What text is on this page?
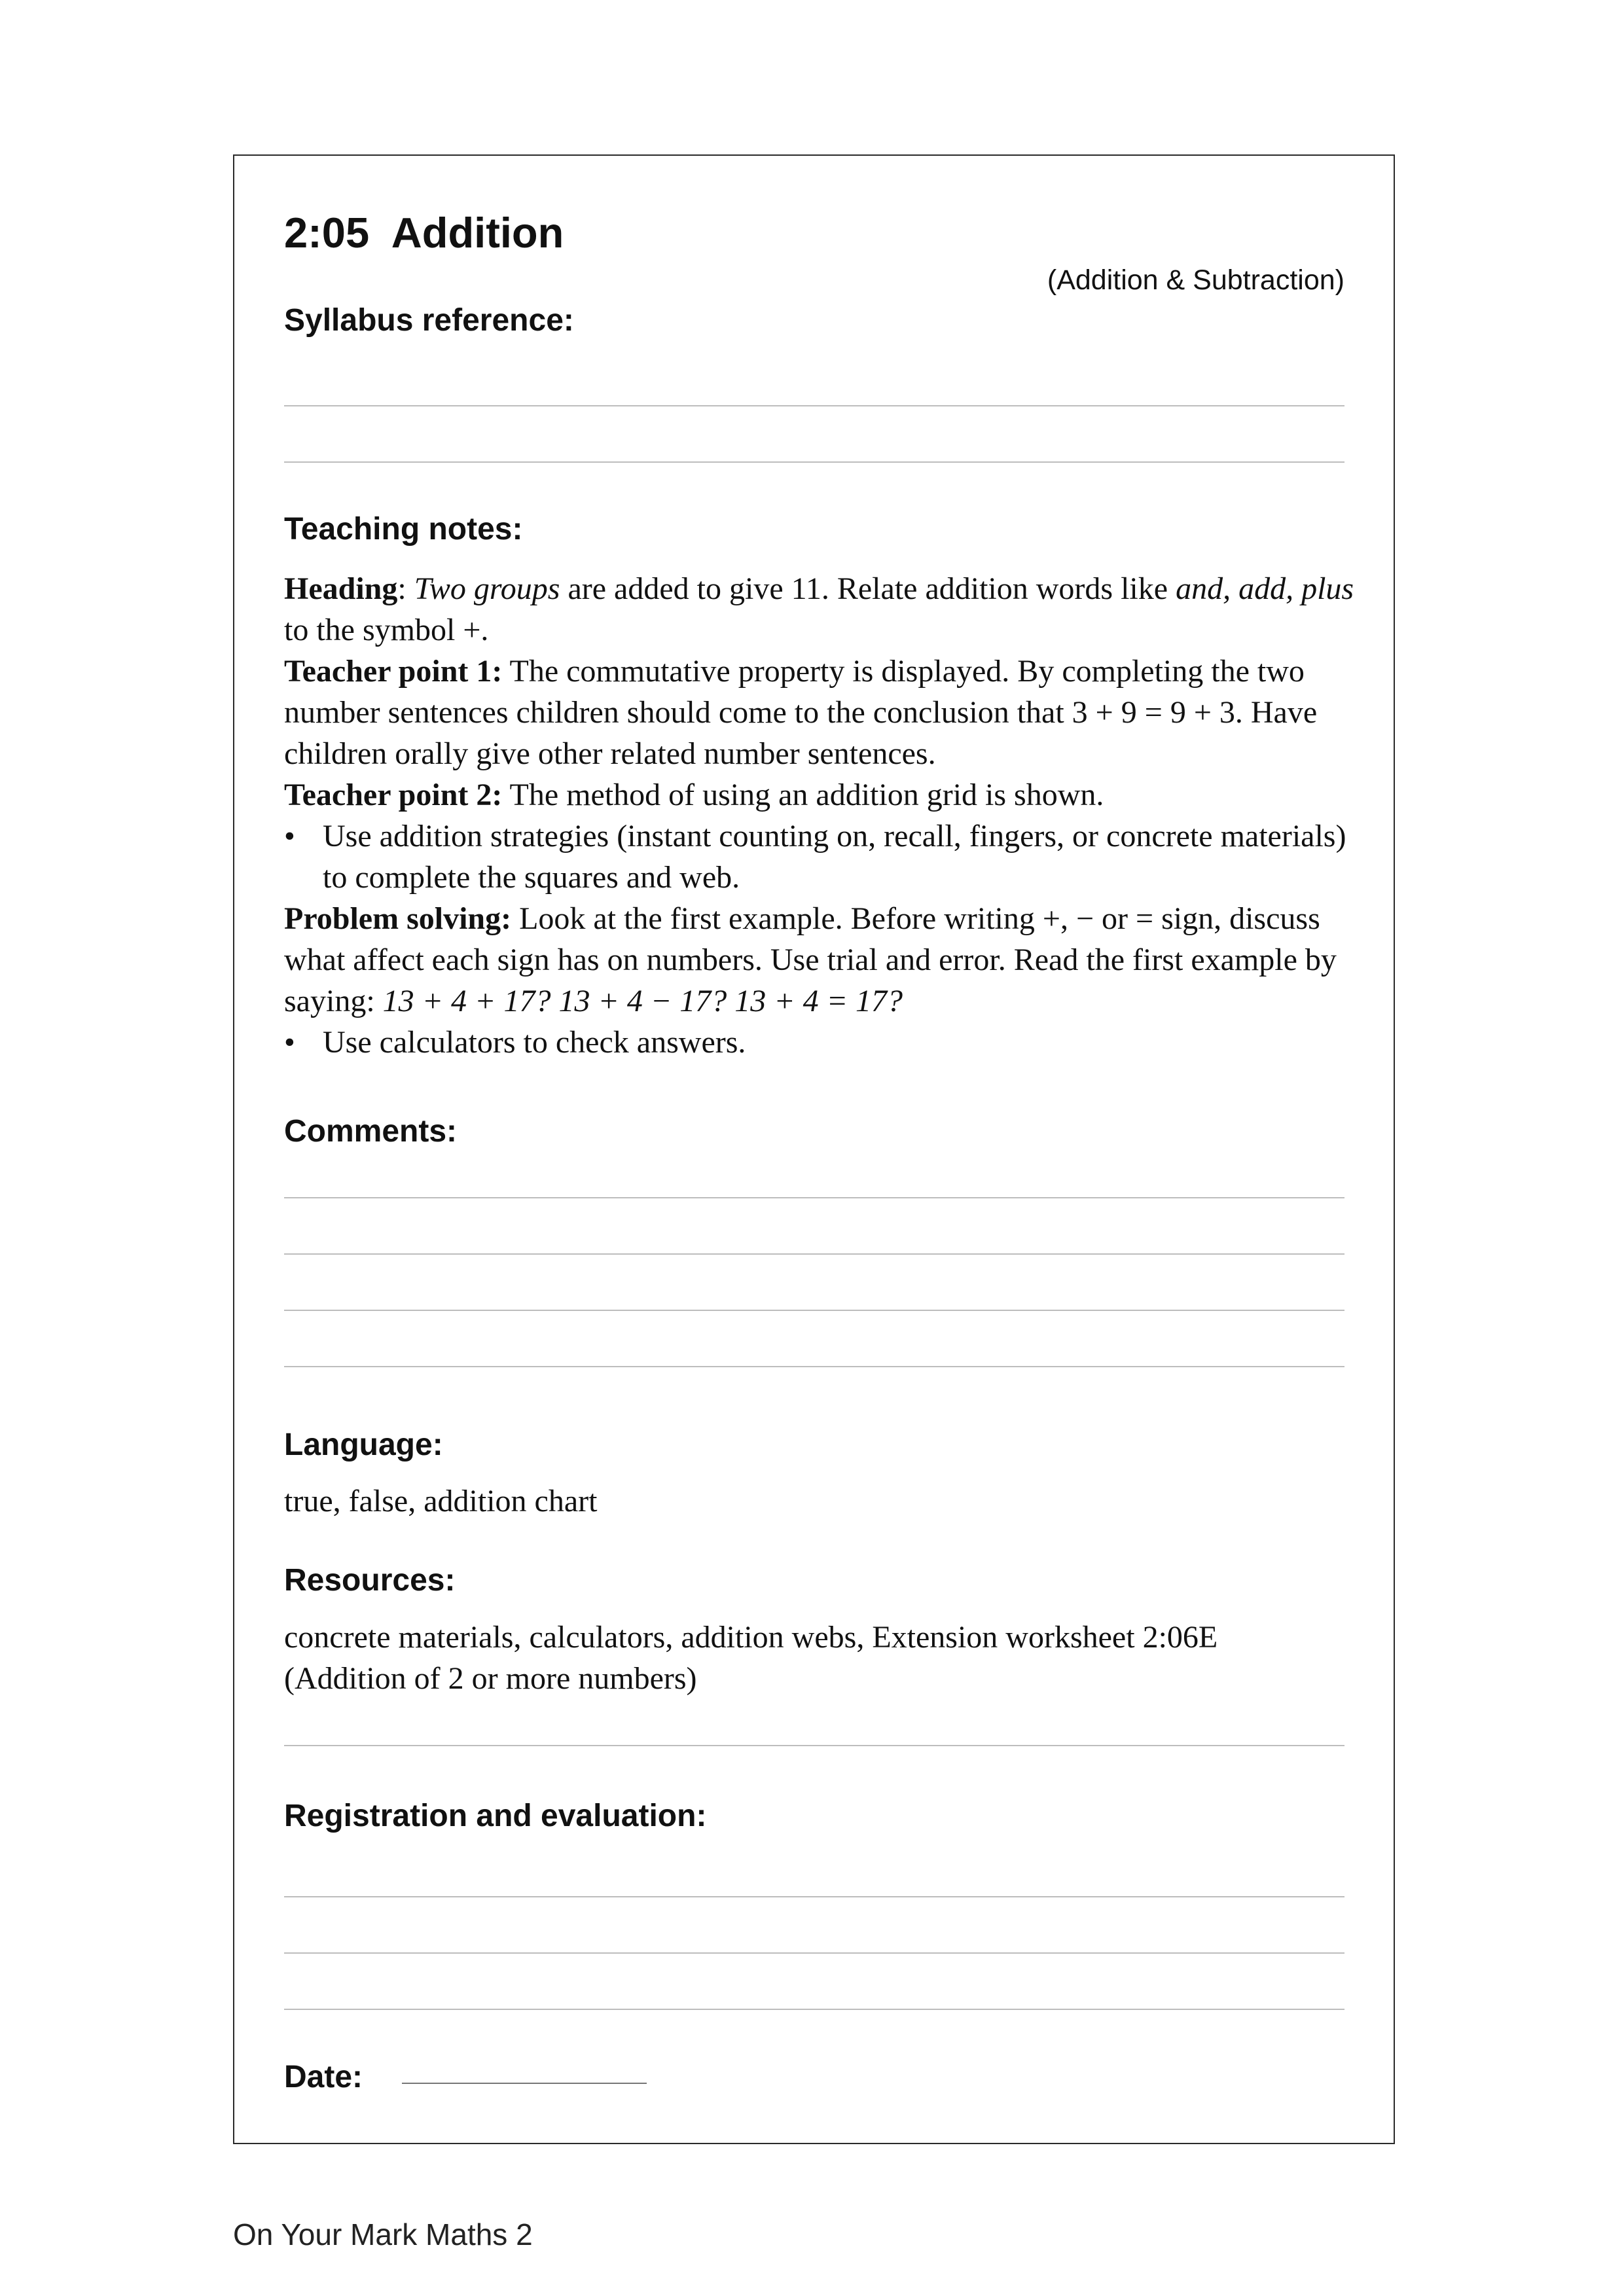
2:05  Addition
(Addition & Subtraction)
Syllabus reference:
Teaching notes:

Heading: Two groups are added to give 11. Relate addition words like and, add, plus to the symbol +.

Teacher point 1: The commutative property is displayed. By completing the two number sentences children should come to the conclusion that 3 + 9 = 9 + 3. Have children orally give other related number sentences.

Teacher point 2: The method of using an addition grid is shown.

• Use addition strategies (instant counting on, recall, fingers, or concrete materials) to complete the squares and web.

Problem solving: Look at the first example. Before writing +, − or = sign, discuss what affect each sign has on numbers. Use trial and error. Read the first example by saying: 13 + 4 + 17? 13 + 4 − 17? 13 + 4 = 17?

• Use calculators to check answers.

Comments:
Language:
true, false, addition chart
Resources:

concrete materials, calculators, addition webs, Extension worksheet 2:06E

(Addition of 2 or more numbers)

Registration and evaluation:
Date:
On Your Mark Maths 2
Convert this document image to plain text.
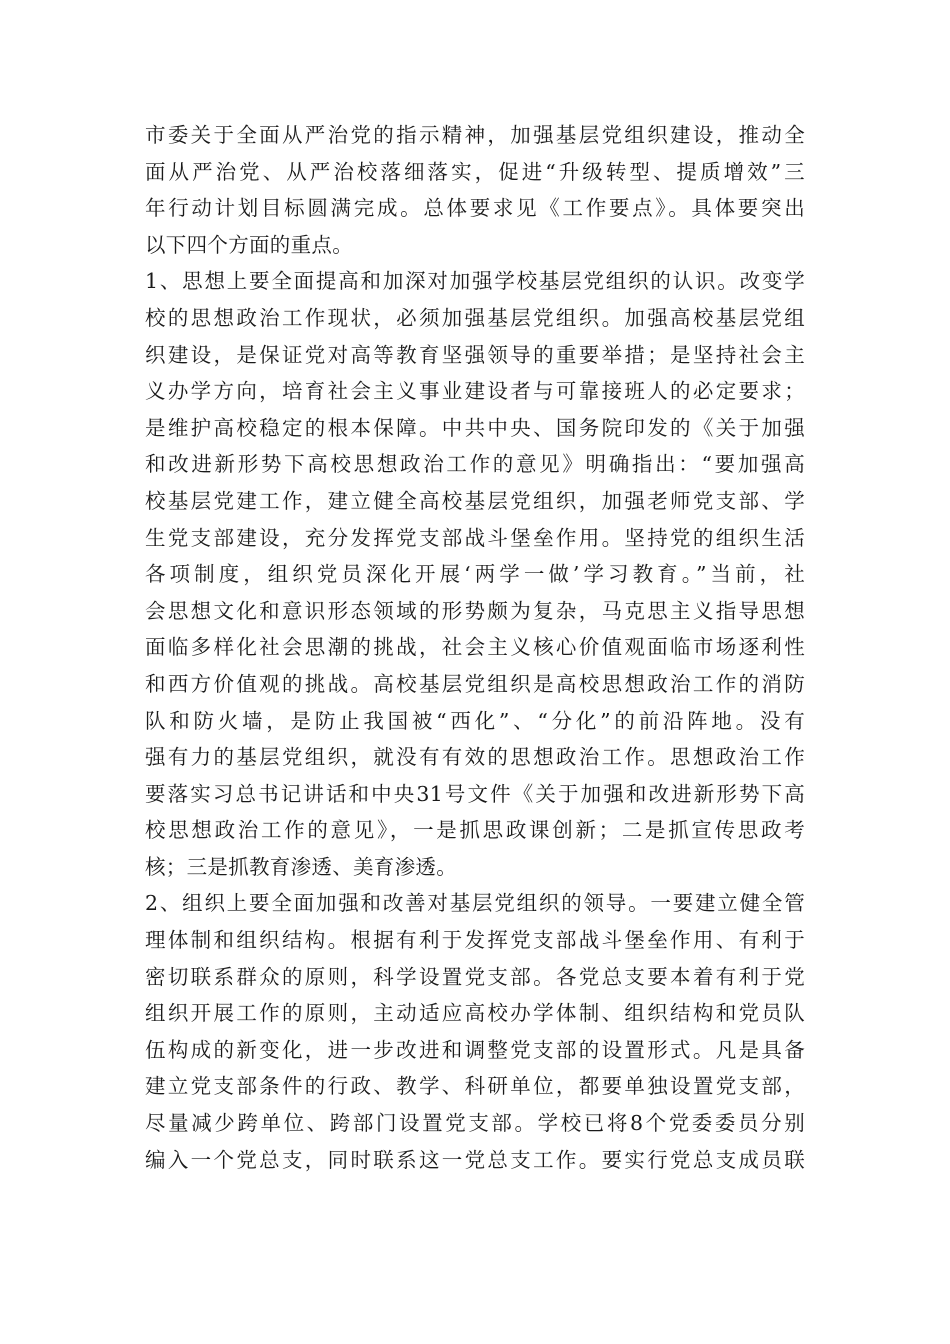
市委关于全面从严治党的指示精神，加强基层党组织建设，推动全
面从严治党、从严治校落细落实，促进“升级转型、提质增效”三
年行动计划目标圆满完成。总体要求见《工作要点》。具体要突出
以下四个方面的重点。
1、思想上要全面提高和加深对加强学校基层党组织的认识。改变学
校的思想政治工作现状，必须加强基层党组织。加强高校基层党组
织建设，是保证党对高等教育坚强领导的重要举措；是坚持社会主
义办学方向，培育社会主义事业建设者与可靠接班人的必定要求；
是维护高校稳定的根本保障。中共中央、国务院印发的《关于加强
和改进新形势下高校思想政治工作的意见》明确指出：“要加强高
校基层党建工作，建立健全高校基层党组织，加强老师党支部、学
生党支部建设，充分发挥党支部战斗堡垒作用。坚持党的组织生活
各项制度，组织党员深化开展‘两学一做’学习教育。”当前，社
会思想文化和意识形态领域的形势颇为复杂，马克思主义指导思想
面临多样化社会思潮的挑战，社会主义核心价值观面临市场逐利性
和西方价值观的挑战。高校基层党组织是高校思想政治工作的消防
队和防火墙，是防止我国被“西化”、“分化”的前沿阵地。没有
强有力的基层党组织，就没有有效的思想政治工作。思想政治工作
要落实习总书记讲话和中央31号文件《关于加强和改进新形势下高
校思想政治工作的意见》，一是抓思政课创新；二是抓宣传思政考
核；三是抓教育渗透、美育渗透。
2、组织上要全面加强和改善对基层党组织的领导。一要建立健全管
理体制和组织结构。根据有利于发挥党支部战斗堡垒作用、有利于
密切联系群众的原则，科学设置党支部。各党总支要本着有利于党
组织开展工作的原则，主动适应高校办学体制、组织结构和党员队
伍构成的新变化，进一步改进和调整党支部的设置形式。凡是具备
建立党支部条件的行政、教学、科研单位，都要单独设置党支部，
尽量减少跨单位、跨部门设置党支部。学校已将8个党委委员分别
编入一个党总支，同时联系这一党总支工作。要实行党总支成员联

> PROBLEM STATEMENT: What comes back should match the records exactly, minus any pictures.

> OUTPUT OF THE TASK:
What text is on this page?
2:05  Addition
(Addition & Subtraction)
Syllabus reference:
Teaching notes:

Heading: Two groups are added to give 11. Relate addition words like and, add, plus to the symbol +.

Teacher point 1: The commutative property is displayed. By completing the two number sentences children should come to the conclusion that 3 + 9 = 9 + 3. Have children orally give other related number sentences.

Teacher point 2: The method of using an addition grid is shown.

• Use addition strategies (instant counting on, recall, fingers, or concrete materials) to complete the squares and web.

Problem solving: Look at the first example. Before writing +, − or = sign, discuss what affect each sign has on numbers. Use trial and error. Read the first example by saying: 13 + 4 + 17? 13 + 4 − 17? 13 + 4 = 17?

• Use calculators to check answers.

Comments:
Language:
true, false, addition chart
Resources:

concrete materials, calculators, addition webs, Extension worksheet 2:06E

(Addition of 2 or more numbers)

Registration and evaluation:
Date:
On Your Mark Maths 2
Convert this document image to plain text.
市委关于全面从严治党的指示精神，加强基层党组织建设，推动全
面从严治党、从严治校落细落实，促进“升级转型、提质增效”三
年行动计划目标圆满完成。总体要求见《工作要点》。具体要突出
以下四个方面的重点。
1、思想上要全面提高和加深对加强学校基层党组织的认识。改变学
校的思想政治工作现状，必须加强基层党组织。加强高校基层党组
织建设，是保证党对高等教育坚强领导的重要举措；是坚持社会主
义办学方向，培育社会主义事业建设者与可靠接班人的必定要求；
是维护高校稳定的根本保障。中共中央、国务院印发的《关于加强
和改进新形势下高校思想政治工作的意见》明确指出：“要加强高
校基层党建工作，建立健全高校基层党组织，加强老师党支部、学
生党支部建设，充分发挥党支部战斗堡垒作用。坚持党的组织生活
各项制度，组织党员深化开展‘两学一做’学习教育。”当前，社
会思想文化和意识形态领域的形势颇为复杂，马克思主义指导思想
面临多样化社会思潮的挑战，社会主义核心价值观面临市场逐利性
和西方价值观的挑战。高校基层党组织是高校思想政治工作的消防
队和防火墙，是防止我国被“西化”、“分化”的前沿阵地。没有
强有力的基层党组织，就没有有效的思想政治工作。思想政治工作
要落实习总书记讲话和中央31号文件《关于加强和改进新形势下高
校思想政治工作的意见》，一是抓思政课创新；二是抓宣传思政考
核；三是抓教育渗透、美育渗透。
2、组织上要全面加强和改善对基层党组织的领导。一要建立健全管
理体制和组织结构。根据有利于发挥党支部战斗堡垒作用、有利于
密切联系群众的原则，科学设置党支部。各党总支要本着有利于党
组织开展工作的原则，主动适应高校办学体制、组织结构和党员队
伍构成的新变化，进一步改进和调整党支部的设置形式。凡是具备
建立党支部条件的行政、教学、科研单位，都要单独设置党支部，
尽量减少跨单位、跨部门设置党支部。学校已将8个党委委员分别
编入一个党总支，同时联系这一党总支工作。要实行党总支成员联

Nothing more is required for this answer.